Count the lines below that contain the word "Sarajewie" and give only the number.

┌──

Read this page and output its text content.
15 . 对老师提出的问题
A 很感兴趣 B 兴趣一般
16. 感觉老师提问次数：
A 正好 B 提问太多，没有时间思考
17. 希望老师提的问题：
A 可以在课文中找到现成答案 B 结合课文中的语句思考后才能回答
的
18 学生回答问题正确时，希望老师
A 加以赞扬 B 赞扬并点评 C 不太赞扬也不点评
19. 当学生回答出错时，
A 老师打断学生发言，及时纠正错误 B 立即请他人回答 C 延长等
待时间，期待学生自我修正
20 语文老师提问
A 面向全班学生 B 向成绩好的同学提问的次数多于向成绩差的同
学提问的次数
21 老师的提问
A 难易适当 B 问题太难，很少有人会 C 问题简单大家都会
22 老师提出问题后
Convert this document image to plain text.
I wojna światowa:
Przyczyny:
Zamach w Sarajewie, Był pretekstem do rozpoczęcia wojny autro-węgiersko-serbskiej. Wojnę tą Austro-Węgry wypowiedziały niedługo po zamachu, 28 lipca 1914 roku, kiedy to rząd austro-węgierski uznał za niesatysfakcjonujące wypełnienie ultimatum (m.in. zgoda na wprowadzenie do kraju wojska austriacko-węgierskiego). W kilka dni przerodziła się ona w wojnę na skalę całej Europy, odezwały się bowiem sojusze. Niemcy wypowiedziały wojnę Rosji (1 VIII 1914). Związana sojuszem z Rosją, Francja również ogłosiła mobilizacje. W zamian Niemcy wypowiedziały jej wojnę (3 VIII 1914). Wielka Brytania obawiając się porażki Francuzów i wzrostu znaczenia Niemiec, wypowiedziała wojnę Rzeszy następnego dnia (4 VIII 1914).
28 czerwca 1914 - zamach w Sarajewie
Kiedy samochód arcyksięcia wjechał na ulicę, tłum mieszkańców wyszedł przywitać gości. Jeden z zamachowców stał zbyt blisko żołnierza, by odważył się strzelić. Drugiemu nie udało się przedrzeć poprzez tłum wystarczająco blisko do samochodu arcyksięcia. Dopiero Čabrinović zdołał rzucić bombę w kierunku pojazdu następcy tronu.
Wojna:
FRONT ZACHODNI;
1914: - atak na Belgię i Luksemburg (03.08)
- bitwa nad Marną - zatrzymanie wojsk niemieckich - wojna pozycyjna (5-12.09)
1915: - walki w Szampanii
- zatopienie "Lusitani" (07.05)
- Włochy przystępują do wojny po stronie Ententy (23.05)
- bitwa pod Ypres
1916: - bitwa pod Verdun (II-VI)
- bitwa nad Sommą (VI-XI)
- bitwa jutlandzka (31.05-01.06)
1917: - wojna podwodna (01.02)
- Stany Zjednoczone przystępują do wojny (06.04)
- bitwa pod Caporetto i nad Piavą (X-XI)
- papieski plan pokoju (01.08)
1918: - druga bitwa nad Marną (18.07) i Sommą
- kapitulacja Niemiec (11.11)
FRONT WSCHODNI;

└──

CORRECT RESPONSE:
2